• **Stated exercise**:
Reproduce each line exactly.
-*-
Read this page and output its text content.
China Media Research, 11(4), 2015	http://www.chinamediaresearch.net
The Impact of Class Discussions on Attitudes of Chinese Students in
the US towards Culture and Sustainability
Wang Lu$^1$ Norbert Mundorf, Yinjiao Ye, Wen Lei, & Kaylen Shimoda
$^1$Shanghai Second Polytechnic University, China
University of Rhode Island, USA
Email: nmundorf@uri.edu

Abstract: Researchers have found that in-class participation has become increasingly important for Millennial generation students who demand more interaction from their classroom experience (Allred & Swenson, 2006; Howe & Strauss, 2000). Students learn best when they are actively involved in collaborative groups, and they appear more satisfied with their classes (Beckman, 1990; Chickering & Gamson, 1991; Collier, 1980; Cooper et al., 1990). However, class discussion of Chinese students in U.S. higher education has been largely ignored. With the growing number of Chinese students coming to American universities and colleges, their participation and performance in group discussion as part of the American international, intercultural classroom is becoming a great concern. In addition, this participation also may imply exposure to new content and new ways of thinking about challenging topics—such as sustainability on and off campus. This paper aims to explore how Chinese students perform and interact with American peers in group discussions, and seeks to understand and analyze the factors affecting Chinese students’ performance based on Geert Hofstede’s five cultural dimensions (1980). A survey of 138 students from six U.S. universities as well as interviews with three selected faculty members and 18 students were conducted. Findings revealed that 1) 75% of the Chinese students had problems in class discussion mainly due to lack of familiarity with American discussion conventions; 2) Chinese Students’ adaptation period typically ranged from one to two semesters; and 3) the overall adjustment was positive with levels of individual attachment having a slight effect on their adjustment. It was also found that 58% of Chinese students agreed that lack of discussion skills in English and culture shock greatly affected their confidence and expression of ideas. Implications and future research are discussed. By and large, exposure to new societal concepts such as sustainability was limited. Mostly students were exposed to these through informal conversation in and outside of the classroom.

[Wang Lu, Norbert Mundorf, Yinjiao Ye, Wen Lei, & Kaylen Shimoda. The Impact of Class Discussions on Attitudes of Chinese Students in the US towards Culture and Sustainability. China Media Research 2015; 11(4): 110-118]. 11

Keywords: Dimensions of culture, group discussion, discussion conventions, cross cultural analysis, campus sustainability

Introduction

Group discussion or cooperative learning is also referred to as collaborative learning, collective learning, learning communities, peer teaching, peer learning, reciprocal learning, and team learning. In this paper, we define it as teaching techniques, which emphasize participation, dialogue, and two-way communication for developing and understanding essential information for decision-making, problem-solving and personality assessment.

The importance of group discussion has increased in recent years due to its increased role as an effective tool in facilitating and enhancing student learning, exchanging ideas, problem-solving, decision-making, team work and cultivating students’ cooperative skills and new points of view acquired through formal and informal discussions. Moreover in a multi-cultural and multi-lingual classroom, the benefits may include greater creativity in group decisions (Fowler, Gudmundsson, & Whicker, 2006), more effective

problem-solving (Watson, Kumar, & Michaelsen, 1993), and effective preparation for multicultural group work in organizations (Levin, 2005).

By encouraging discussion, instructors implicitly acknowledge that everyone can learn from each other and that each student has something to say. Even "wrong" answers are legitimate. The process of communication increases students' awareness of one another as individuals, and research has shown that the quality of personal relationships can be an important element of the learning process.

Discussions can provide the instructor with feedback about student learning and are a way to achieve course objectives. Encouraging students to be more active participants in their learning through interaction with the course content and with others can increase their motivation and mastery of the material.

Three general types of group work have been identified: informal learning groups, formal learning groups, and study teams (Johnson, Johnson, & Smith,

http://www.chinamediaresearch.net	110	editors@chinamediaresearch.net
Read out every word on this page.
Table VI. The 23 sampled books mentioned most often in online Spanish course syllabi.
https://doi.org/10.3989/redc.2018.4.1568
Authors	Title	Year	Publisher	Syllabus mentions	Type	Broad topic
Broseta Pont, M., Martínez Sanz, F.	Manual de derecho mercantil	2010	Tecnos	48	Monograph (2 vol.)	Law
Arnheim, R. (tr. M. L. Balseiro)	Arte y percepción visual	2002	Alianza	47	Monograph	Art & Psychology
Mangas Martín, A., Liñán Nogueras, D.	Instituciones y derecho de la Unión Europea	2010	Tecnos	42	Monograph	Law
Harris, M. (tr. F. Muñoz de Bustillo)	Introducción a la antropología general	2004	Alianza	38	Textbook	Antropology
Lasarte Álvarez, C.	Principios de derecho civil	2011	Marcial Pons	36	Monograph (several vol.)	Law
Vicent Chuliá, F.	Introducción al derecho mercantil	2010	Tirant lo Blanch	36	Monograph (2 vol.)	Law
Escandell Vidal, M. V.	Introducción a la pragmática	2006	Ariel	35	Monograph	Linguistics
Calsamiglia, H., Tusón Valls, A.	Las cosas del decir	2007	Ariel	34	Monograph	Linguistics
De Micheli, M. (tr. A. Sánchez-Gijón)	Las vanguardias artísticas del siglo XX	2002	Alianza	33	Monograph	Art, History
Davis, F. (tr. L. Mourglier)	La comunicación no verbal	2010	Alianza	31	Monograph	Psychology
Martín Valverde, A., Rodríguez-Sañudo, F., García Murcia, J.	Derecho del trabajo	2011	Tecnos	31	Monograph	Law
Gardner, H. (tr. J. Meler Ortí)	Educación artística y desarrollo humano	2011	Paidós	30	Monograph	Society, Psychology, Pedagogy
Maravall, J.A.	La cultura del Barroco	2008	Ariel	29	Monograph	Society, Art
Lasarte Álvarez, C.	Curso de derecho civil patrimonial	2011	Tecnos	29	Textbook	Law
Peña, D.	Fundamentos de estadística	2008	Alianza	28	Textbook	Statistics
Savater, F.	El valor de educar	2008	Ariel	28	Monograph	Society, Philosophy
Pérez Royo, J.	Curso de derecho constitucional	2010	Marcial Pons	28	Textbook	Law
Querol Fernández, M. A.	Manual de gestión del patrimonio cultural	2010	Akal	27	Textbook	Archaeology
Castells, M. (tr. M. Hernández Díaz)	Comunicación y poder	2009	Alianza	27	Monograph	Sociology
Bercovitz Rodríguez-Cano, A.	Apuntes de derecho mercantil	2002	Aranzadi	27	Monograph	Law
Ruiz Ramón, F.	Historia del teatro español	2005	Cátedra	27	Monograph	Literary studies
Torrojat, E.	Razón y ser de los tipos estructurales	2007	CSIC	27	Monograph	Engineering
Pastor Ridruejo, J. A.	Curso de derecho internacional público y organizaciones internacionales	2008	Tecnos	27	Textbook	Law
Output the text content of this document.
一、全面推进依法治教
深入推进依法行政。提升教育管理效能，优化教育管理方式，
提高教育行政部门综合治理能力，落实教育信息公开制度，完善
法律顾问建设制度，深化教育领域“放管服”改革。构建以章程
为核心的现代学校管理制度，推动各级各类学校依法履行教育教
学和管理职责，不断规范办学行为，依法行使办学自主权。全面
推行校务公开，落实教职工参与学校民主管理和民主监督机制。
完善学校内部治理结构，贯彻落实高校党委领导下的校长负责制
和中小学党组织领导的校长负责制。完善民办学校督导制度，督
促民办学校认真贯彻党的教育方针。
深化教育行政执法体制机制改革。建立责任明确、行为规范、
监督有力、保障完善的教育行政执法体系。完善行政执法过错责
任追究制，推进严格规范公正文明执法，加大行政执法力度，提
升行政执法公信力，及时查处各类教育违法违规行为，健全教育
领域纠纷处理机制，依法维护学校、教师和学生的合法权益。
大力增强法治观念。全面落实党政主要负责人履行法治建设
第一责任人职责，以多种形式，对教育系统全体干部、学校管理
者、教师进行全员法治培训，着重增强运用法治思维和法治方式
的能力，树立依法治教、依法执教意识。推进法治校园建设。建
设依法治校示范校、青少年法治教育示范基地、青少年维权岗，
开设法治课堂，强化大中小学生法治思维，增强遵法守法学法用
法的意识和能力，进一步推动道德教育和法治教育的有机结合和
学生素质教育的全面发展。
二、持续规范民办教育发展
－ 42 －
-*-
• **Reply to the task**:
Read this page and output its text content.
China Media Research, 11(4), 2015	http://www.chinamediaresearch.net
The Impact of Class Discussions on Attitudes of Chinese Students in
the US towards Culture and Sustainability
Wang Lu$^1$ Norbert Mundorf, Yinjiao Ye, Wen Lei, & Kaylen Shimoda
$^1$Shanghai Second Polytechnic University, China
University of Rhode Island, USA
Email: nmundorf@uri.edu

Abstract: Researchers have found that in-class participation has become increasingly important for Millennial generation students who demand more interaction from their classroom experience (Allred & Swenson, 2006; Howe & Strauss, 2000). Students learn best when they are actively involved in collaborative groups, and they appear more satisfied with their classes (Beckman, 1990; Chickering & Gamson, 1991; Collier, 1980; Cooper et al., 1990). However, class discussion of Chinese students in U.S. higher education has been largely ignored. With the growing number of Chinese students coming to American universities and colleges, their participation and performance in group discussion as part of the American international, intercultural classroom is becoming a great concern. In addition, this participation also may imply exposure to new content and new ways of thinking about challenging topics—such as sustainability on and off campus. This paper aims to explore how Chinese students perform and interact with American peers in group discussions, and seeks to understand and analyze the factors affecting Chinese students’ performance based on Geert Hofstede’s five cultural dimensions (1980). A survey of 138 students from six U.S. universities as well as interviews with three selected faculty members and 18 students were conducted. Findings revealed that 1) 75% of the Chinese students had problems in class discussion mainly due to lack of familiarity with American discussion conventions; 2) Chinese Students’ adaptation period typically ranged from one to two semesters; and 3) the overall adjustment was positive with levels of individual attachment having a slight effect on their adjustment. It was also found that 58% of Chinese students agreed that lack of discussion skills in English and culture shock greatly affected their confidence and expression of ideas. Implications and future research are discussed. By and large, exposure to new societal concepts such as sustainability was limited. Mostly students were exposed to these through informal conversation in and outside of the classroom.

[Wang Lu, Norbert Mundorf, Yinjiao Ye, Wen Lei, & Kaylen Shimoda. The Impact of Class Discussions on Attitudes of Chinese Students in the US towards Culture and Sustainability. China Media Research 2015; 11(4): 110-118]. 11

Keywords: Dimensions of culture, group discussion, discussion conventions, cross cultural analysis, campus sustainability

Introduction

Group discussion or cooperative learning is also referred to as collaborative learning, collective learning, learning communities, peer teaching, peer learning, reciprocal learning, and team learning. In this paper, we define it as teaching techniques, which emphasize participation, dialogue, and two-way communication for developing and understanding essential information for decision-making, problem-solving and personality assessment.

The importance of group discussion has increased in recent years due to its increased role as an effective tool in facilitating and enhancing student learning, exchanging ideas, problem-solving, decision-making, team work and cultivating students’ cooperative skills and new points of view acquired through formal and informal discussions. Moreover in a multi-cultural and multi-lingual classroom, the benefits may include greater creativity in group decisions (Fowler, Gudmundsson, & Whicker, 2006), more effective

problem-solving (Watson, Kumar, & Michaelsen, 1993), and effective preparation for multicultural group work in organizations (Levin, 2005).

By encouraging discussion, instructors implicitly acknowledge that everyone can learn from each other and that each student has something to say. Even "wrong" answers are legitimate. The process of communication increases students' awareness of one another as individuals, and research has shown that the quality of personal relationships can be an important element of the learning process.

Discussions can provide the instructor with feedback about student learning and are a way to achieve course objectives. Encouraging students to be more active participants in their learning through interaction with the course content and with others can increase their motivation and mastery of the material.

Three general types of group work have been identified: informal learning groups, formal learning groups, and study teams (Johnson, Johnson, & Smith,

http://www.chinamediaresearch.net	110	editors@chinamediaresearch.net
Read out every word on this page.
Table VI. The 23 sampled books mentioned most often in online Spanish course syllabi.
https://doi.org/10.3989/redc.2018.4.1568
Authors	Title	Year	Publisher	Syllabus mentions	Type	Broad topic
Broseta Pont, M., Martínez Sanz, F.	Manual de derecho mercantil	2010	Tecnos	48	Monograph (2 vol.)	Law
Arnheim, R. (tr. M. L. Balseiro)	Arte y percepción visual	2002	Alianza	47	Monograph	Art & Psychology
Mangas Martín, A., Liñán Nogueras, D.	Instituciones y derecho de la Unión Europea	2010	Tecnos	42	Monograph	Law
Harris, M. (tr. F. Muñoz de Bustillo)	Introducción a la antropología general	2004	Alianza	38	Textbook	Antropology
Lasarte Álvarez, C.	Principios de derecho civil	2011	Marcial Pons	36	Monograph (several vol.)	Law
Vicent Chuliá, F.	Introducción al derecho mercantil	2010	Tirant lo Blanch	36	Monograph (2 vol.)	Law
Escandell Vidal, M. V.	Introducción a la pragmática	2006	Ariel	35	Monograph	Linguistics
Calsamiglia, H., Tusón Valls, A.	Las cosas del decir	2007	Ariel	34	Monograph	Linguistics
De Micheli, M. (tr. A. Sánchez-Gijón)	Las vanguardias artísticas del siglo XX	2002	Alianza	33	Monograph	Art, History
Davis, F. (tr. L. Mourglier)	La comunicación no verbal	2010	Alianza	31	Monograph	Psychology
Martín Valverde, A., Rodríguez-Sañudo, F., García Murcia, J.	Derecho del trabajo	2011	Tecnos	31	Monograph	Law
Gardner, H. (tr. J. Meler Ortí)	Educación artística y desarrollo humano	2011	Paidós	30	Monograph	Society, Psychology, Pedagogy
Maravall, J.A.	La cultura del Barroco	2008	Ariel	29	Monograph	Society, Art
Lasarte Álvarez, C.	Curso de derecho civil patrimonial	2011	Tecnos	29	Textbook	Law
Peña, D.	Fundamentos de estadística	2008	Alianza	28	Textbook	Statistics
Savater, F.	El valor de educar	2008	Ariel	28	Monograph	Society, Philosophy
Pérez Royo, J.	Curso de derecho constitucional	2010	Marcial Pons	28	Textbook	Law
Querol Fernández, M. A.	Manual de gestión del patrimonio cultural	2010	Akal	27	Textbook	Archaeology
Castells, M. (tr. M. Hernández Díaz)	Comunicación y poder	2009	Alianza	27	Monograph	Sociology
Bercovitz Rodríguez-Cano, A.	Apuntes de derecho mercantil	2002	Aranzadi	27	Monograph	Law
Ruiz Ramón, F.	Historia del teatro español	2005	Cátedra	27	Monograph	Literary studies
Torrojat, E.	Razón y ser de los tipos estructurales	2007	CSIC	27	Monograph	Engineering
Pastor Ridruejo, J. A.	Curso de derecho internacional público y organizaciones internacionales	2008	Tecnos	27	Textbook	Law
Output the text content of this document.
一、全面推进依法治教
深入推进依法行政。提升教育管理效能，优化教育管理方式，
提高教育行政部门综合治理能力，落实教育信息公开制度，完善
法律顾问建设制度，深化教育领域“放管服”改革。构建以章程
为核心的现代学校管理制度，推动各级各类学校依法履行教育教
学和管理职责，不断规范办学行为，依法行使办学自主权。全面
推行校务公开，落实教职工参与学校民主管理和民主监督机制。
完善学校内部治理结构，贯彻落实高校党委领导下的校长负责制
和中小学党组织领导的校长负责制。完善民办学校督导制度，督
促民办学校认真贯彻党的教育方针。
深化教育行政执法体制机制改革。建立责任明确、行为规范、
监督有力、保障完善的教育行政执法体系。完善行政执法过错责
任追究制，推进严格规范公正文明执法，加大行政执法力度，提
升行政执法公信力，及时查处各类教育违法违规行为，健全教育
领域纠纷处理机制，依法维护学校、教师和学生的合法权益。
大力增强法治观念。全面落实党政主要负责人履行法治建设
第一责任人职责，以多种形式，对教育系统全体干部、学校管理
者、教师进行全员法治培训，着重增强运用法治思维和法治方式
的能力，树立依法治教、依法执教意识。推进法治校园建设。建
设依法治校示范校、青少年法治教育示范基地、青少年维权岗，
开设法治课堂，强化大中小学生法治思维，增强遵法守法学法用
法的意识和能力，进一步推动道德教育和法治教育的有机结合和
学生素质教育的全面发展。
二、持续规范民办教育发展
－ 42 －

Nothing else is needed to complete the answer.